:: Input rows

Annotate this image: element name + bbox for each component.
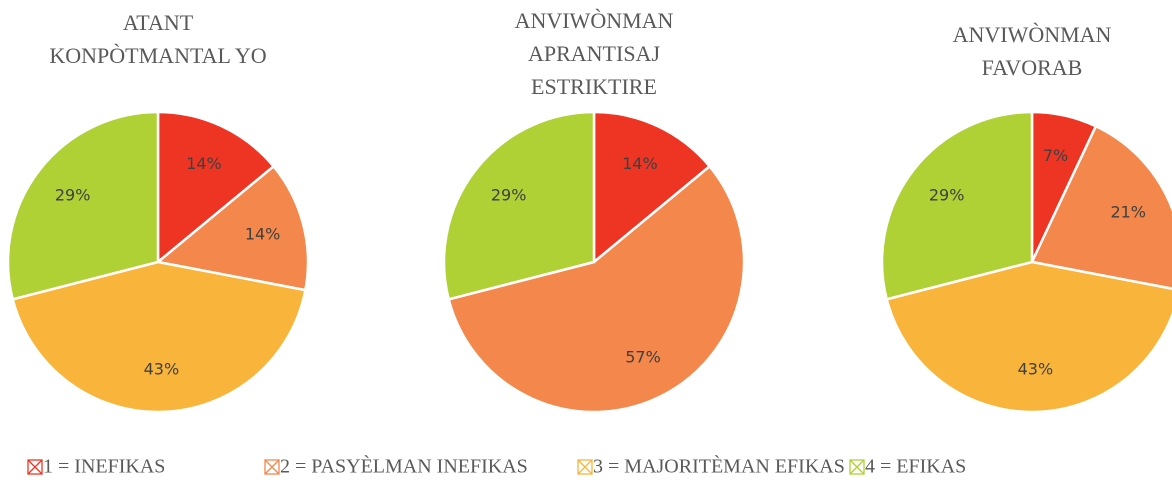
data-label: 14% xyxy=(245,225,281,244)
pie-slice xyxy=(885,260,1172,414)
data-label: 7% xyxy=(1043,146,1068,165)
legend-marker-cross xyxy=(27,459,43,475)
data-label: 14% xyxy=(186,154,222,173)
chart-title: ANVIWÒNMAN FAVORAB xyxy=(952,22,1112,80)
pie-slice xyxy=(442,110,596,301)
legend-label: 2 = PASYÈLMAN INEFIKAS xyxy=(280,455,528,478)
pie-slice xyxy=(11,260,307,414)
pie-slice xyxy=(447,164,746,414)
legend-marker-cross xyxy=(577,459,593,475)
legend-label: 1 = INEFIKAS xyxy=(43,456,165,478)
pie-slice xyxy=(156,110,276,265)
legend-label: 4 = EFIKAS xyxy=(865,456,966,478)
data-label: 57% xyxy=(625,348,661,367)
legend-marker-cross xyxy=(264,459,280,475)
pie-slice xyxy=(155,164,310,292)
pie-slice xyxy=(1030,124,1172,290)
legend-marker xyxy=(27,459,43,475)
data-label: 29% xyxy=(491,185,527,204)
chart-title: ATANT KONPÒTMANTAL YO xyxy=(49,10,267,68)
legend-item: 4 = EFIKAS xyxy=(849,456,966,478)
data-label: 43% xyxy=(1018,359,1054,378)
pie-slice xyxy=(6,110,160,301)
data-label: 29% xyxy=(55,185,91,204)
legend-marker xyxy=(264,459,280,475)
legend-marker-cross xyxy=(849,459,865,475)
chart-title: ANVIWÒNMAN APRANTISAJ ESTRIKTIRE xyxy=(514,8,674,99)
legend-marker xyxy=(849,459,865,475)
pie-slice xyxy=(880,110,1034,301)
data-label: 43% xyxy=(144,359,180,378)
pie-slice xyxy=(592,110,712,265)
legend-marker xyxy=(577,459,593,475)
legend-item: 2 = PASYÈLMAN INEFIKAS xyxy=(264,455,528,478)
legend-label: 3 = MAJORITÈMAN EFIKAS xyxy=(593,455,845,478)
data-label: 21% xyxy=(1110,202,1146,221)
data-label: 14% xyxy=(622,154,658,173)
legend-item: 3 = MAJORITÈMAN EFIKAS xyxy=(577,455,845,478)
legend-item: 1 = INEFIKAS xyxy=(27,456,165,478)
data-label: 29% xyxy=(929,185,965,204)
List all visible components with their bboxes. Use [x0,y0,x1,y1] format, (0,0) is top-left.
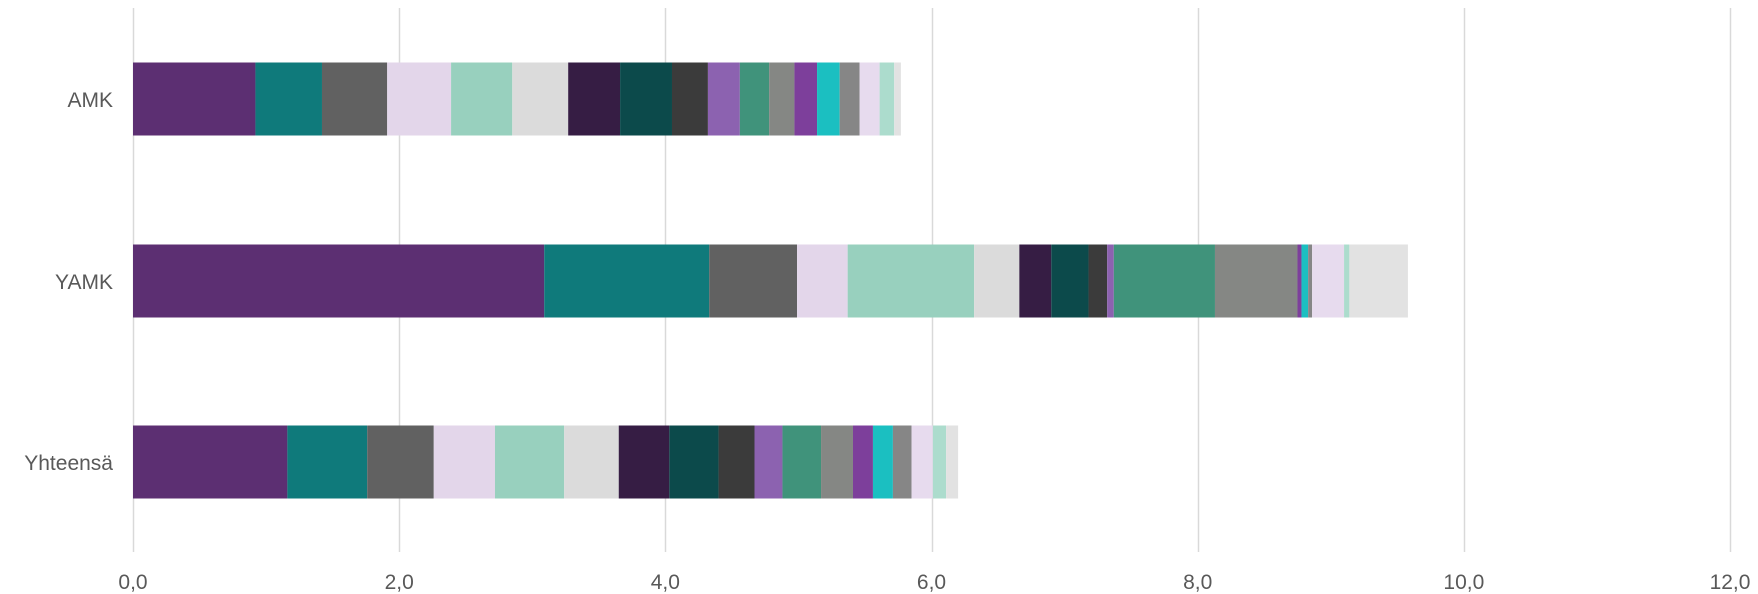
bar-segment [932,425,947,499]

::::

Required task: Reproduce the records verbatim, beginning with the line that contains "data-label: 14% xyxy=(245,225,281,244)" and continuing through the line that contains "legend-label: 2 = PASYÈLMAN", including both of those lines.

Written solution:
data-label: 14% xyxy=(245,225,281,244)
pie-slice xyxy=(885,260,1172,414)
data-label: 7% xyxy=(1043,146,1068,165)
legend-marker-cross xyxy=(27,459,43,475)
data-label: 14% xyxy=(186,154,222,173)
chart-title: ANVIWÒNMAN FAVORAB xyxy=(952,22,1112,80)
pie-slice xyxy=(442,110,596,301)
legend-label: 2 = PASYÈLMAN INEFIKAS xyxy=(280,455,528,478)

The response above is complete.